START

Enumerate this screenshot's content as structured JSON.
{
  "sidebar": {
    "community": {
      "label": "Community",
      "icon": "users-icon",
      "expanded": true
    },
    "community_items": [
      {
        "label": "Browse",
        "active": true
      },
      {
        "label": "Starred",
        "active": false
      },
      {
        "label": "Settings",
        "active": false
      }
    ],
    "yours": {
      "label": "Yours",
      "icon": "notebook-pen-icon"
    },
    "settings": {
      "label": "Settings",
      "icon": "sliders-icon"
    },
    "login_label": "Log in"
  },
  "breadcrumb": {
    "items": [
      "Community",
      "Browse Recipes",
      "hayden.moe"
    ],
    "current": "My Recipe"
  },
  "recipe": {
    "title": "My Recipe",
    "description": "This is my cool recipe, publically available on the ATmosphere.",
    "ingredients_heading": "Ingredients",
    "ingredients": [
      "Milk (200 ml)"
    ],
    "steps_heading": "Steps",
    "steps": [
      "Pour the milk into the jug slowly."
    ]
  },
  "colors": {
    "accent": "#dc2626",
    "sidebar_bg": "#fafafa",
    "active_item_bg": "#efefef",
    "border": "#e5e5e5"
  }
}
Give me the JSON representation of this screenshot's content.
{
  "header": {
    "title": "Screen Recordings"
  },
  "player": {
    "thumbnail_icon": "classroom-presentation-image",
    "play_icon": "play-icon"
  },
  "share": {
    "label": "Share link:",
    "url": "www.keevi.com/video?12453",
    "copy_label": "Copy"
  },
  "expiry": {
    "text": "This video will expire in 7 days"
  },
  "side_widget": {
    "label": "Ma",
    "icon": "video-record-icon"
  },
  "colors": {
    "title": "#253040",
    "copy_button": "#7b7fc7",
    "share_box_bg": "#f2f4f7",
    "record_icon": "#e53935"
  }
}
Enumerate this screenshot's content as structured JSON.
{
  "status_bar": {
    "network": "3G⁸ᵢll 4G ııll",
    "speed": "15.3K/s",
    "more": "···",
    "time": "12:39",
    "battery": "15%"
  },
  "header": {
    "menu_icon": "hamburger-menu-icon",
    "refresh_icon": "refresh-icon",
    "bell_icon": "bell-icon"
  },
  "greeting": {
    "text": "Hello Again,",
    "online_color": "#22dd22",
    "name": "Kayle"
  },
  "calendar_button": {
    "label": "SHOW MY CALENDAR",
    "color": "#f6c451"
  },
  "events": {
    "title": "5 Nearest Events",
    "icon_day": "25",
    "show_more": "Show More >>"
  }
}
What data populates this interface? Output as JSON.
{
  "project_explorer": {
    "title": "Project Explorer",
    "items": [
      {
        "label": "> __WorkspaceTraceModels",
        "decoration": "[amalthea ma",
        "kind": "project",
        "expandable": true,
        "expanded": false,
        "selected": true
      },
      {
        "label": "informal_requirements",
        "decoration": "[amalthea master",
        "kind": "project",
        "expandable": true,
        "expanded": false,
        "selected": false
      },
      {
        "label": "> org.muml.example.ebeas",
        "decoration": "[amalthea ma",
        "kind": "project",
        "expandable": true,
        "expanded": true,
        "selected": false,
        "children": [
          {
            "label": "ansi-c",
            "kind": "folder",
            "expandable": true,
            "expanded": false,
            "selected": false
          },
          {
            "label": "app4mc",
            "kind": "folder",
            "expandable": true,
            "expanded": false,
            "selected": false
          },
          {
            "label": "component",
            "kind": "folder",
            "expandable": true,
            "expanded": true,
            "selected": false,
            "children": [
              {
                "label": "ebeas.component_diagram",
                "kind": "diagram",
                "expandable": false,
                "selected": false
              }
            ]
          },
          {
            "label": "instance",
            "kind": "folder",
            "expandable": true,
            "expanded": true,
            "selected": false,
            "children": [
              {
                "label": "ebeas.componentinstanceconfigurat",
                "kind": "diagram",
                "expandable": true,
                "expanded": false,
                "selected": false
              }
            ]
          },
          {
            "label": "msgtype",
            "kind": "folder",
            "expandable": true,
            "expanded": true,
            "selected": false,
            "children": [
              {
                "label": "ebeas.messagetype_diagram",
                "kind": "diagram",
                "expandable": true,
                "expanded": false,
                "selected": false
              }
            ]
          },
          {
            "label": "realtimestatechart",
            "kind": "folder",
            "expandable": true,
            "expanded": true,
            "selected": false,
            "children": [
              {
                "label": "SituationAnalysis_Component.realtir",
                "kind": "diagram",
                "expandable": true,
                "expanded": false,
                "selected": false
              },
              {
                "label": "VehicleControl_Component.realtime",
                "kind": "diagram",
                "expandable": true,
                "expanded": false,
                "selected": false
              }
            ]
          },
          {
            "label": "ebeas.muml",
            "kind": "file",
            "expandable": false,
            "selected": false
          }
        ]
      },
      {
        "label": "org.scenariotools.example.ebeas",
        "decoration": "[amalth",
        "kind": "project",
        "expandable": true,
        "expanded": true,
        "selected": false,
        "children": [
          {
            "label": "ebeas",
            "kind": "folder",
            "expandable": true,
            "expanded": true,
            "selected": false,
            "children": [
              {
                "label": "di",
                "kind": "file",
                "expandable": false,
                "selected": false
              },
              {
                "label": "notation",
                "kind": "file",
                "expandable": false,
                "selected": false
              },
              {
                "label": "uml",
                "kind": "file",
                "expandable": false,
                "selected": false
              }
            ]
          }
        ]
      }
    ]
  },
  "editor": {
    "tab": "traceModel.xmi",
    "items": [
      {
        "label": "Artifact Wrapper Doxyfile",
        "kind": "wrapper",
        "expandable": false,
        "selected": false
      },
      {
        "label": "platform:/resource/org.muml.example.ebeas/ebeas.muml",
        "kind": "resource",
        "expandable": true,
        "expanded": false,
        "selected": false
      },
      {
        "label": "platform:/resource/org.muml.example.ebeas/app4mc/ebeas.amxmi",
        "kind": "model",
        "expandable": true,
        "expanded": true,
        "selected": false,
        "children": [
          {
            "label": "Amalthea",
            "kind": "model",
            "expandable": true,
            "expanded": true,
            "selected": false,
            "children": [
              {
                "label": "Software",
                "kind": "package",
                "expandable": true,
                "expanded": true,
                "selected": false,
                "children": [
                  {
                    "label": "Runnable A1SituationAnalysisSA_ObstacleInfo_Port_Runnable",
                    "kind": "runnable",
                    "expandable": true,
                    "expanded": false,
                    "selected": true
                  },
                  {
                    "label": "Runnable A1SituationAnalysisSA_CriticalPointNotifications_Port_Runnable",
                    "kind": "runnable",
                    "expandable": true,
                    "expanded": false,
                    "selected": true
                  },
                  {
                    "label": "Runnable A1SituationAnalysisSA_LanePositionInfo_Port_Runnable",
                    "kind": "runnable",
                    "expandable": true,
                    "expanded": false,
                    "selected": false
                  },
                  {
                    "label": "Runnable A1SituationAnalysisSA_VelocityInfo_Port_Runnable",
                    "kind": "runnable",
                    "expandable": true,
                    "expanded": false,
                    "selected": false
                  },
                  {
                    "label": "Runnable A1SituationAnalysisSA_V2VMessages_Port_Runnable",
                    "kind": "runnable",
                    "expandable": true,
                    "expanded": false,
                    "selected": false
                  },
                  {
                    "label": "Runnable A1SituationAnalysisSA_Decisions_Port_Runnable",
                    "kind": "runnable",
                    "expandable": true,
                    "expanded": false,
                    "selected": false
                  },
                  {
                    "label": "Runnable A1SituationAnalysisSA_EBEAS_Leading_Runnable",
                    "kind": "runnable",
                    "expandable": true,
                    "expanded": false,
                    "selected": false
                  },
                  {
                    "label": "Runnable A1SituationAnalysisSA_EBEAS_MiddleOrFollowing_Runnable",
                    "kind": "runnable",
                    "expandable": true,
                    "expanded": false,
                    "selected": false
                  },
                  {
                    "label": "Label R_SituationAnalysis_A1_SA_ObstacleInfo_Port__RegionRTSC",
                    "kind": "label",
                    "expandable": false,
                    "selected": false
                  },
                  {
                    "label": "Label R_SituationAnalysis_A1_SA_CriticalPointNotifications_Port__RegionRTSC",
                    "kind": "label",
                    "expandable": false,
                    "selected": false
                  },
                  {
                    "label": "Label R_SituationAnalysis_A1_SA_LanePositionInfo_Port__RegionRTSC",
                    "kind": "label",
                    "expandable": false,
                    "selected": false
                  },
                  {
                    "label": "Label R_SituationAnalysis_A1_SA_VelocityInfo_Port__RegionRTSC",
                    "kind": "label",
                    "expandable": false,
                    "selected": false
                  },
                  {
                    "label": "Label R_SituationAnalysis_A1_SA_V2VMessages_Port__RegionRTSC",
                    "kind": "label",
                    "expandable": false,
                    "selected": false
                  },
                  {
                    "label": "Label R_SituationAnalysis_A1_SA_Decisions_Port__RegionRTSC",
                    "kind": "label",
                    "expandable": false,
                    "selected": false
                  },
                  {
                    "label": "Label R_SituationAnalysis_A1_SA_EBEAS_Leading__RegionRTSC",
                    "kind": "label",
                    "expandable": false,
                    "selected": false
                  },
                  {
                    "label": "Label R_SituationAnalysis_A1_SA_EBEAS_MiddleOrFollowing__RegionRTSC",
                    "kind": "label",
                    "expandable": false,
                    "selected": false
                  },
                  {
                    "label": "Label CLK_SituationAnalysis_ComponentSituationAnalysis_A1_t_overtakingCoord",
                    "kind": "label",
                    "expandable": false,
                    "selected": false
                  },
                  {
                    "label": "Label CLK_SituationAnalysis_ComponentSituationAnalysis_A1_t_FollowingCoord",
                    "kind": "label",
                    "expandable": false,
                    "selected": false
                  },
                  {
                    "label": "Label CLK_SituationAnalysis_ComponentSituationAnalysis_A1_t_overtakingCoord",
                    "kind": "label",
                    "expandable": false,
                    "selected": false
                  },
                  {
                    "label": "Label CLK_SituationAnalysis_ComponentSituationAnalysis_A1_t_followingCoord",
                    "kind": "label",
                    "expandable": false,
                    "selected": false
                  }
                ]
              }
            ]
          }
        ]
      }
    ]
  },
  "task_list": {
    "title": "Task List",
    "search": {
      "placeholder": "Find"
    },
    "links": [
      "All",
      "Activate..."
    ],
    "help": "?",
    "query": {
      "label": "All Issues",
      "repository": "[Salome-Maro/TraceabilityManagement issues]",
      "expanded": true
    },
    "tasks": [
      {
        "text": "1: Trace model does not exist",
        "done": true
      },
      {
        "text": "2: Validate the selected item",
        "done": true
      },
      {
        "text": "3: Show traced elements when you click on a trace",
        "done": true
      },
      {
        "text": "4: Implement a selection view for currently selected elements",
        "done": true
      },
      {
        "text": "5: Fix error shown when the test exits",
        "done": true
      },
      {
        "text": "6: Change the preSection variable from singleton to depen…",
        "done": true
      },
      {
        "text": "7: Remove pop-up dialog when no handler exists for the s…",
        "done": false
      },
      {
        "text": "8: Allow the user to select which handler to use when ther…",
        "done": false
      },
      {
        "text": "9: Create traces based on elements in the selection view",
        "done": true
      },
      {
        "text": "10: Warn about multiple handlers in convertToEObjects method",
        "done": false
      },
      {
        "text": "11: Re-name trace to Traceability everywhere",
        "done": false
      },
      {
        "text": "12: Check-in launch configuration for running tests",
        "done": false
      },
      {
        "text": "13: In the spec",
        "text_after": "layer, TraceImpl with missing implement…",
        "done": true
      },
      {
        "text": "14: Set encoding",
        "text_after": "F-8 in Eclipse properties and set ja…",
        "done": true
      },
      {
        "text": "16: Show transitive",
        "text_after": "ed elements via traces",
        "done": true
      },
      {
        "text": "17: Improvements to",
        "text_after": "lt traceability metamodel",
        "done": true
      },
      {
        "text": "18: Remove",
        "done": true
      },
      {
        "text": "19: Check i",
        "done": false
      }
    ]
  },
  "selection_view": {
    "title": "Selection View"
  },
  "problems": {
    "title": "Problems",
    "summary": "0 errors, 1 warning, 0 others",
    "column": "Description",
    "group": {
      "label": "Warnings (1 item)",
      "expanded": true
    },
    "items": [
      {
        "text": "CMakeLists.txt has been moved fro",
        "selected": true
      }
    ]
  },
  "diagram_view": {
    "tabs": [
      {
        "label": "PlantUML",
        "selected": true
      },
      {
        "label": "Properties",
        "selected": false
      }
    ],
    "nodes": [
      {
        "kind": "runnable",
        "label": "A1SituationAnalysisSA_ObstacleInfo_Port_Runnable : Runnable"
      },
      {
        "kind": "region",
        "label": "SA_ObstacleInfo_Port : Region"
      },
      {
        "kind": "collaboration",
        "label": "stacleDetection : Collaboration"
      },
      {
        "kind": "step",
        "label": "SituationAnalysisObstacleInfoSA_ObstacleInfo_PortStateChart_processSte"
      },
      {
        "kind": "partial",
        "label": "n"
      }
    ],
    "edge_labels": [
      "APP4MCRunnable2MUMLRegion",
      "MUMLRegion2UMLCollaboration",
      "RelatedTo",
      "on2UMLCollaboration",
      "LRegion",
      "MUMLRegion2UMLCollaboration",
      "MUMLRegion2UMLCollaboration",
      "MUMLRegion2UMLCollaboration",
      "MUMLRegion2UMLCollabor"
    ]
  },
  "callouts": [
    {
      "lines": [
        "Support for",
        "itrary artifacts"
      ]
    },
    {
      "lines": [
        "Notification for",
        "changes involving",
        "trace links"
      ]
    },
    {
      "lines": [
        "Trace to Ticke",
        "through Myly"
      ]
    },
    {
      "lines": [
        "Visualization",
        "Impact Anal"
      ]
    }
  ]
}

END

Short exercise: All lines above with "example" in them should be returned.

Answer:
        "label": "> org.muml.example.ebeas",
        "label": "org.scenariotools.example.ebeas",
        "label": "platform:/resource/org.muml.example.ebeas/ebeas.muml",
        "label": "platform:/resource/org.muml.example.ebeas/app4mc/ebeas.amxmi",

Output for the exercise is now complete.